Requirement → Output every line of the data exactly as it appears.

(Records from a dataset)
┄┄┄┄┄┄┄┄┄┄

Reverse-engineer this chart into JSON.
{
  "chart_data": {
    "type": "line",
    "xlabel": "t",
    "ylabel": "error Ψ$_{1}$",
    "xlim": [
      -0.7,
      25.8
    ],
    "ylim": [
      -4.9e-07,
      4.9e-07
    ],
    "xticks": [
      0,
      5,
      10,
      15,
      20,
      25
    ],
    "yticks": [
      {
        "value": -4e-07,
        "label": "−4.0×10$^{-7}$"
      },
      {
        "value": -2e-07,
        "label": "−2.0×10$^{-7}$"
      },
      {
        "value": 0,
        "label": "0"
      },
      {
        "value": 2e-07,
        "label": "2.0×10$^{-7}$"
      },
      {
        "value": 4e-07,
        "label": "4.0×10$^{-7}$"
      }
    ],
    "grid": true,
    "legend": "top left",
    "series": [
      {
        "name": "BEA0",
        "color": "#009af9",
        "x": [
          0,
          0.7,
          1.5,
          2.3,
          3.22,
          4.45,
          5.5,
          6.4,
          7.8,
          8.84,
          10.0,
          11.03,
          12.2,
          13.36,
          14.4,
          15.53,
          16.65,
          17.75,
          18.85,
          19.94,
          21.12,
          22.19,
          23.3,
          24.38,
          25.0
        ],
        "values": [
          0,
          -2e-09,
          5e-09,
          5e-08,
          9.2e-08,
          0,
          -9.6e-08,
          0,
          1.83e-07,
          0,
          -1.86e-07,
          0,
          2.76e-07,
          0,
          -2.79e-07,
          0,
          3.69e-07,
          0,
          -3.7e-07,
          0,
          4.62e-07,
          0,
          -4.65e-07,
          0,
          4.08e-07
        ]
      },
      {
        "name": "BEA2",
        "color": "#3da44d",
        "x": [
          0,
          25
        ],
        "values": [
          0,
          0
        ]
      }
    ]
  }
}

┄┄┄┄┄┄┄┄┄┄

Final answer →
Reverse-engineer this chart into JSON.
{
  "chart_data": {
    "type": "line",
    "xlabel": "t",
    "ylabel": "error Ψ$_{1}$",
    "xlim": [
      -0.7,
      25.8
    ],
    "ylim": [
      -4.9e-07,
      4.9e-07
    ],
    "xticks": [
      0,
      5,
      10,
      15,
      20,
      25
    ],
    "yticks": [
      {
        "value": -4e-07,
        "label": "−4.0×10$^{-7}$"
      },
      {
        "value": -2e-07,
        "label": "−2.0×10$^{-7}$"
      },
      {
        "value": 0,
        "label": "0"
      },
      {
        "value": 2e-07,
        "label": "2.0×10$^{-7}$"
      },
      {
        "value": 4e-07,
        "label": "4.0×10$^{-7}$"
      }
    ],
    "grid": true,
    "legend": "top left",
    "series": [
      {
        "name": "BEA0",
        "color": "#009af9",
        "x": [
          0,
          0.7,
          1.5,
          2.3,
          3.22,
          4.45,
          5.5,
          6.4,
          7.8,
          8.84,
          10.0,
          11.03,
          12.2,
          13.36,
          14.4,
          15.53,
          16.65,
          17.75,
          18.85,
          19.94,
          21.12,
          22.19,
          23.3,
          24.38,
          25.0
        ],
        "values": [
          0,
          -2e-09,
          5e-09,
          5e-08,
          9.2e-08,
          0,
          -9.6e-08,
          0,
          1.83e-07,
          0,
          -1.86e-07,
          0,
          2.76e-07,
          0,
          -2.79e-07,
          0,
          3.69e-07,
          0,
          -3.7e-07,
          0,
          4.62e-07,
          0,
          -4.65e-07,
          0,
          4.08e-07
        ]
      },
      {
        "name": "BEA2",
        "color": "#3da44d",
        "x": [
          0,
          25
        ],
        "values": [
          0,
          0
        ]
      }
    ]
  }
}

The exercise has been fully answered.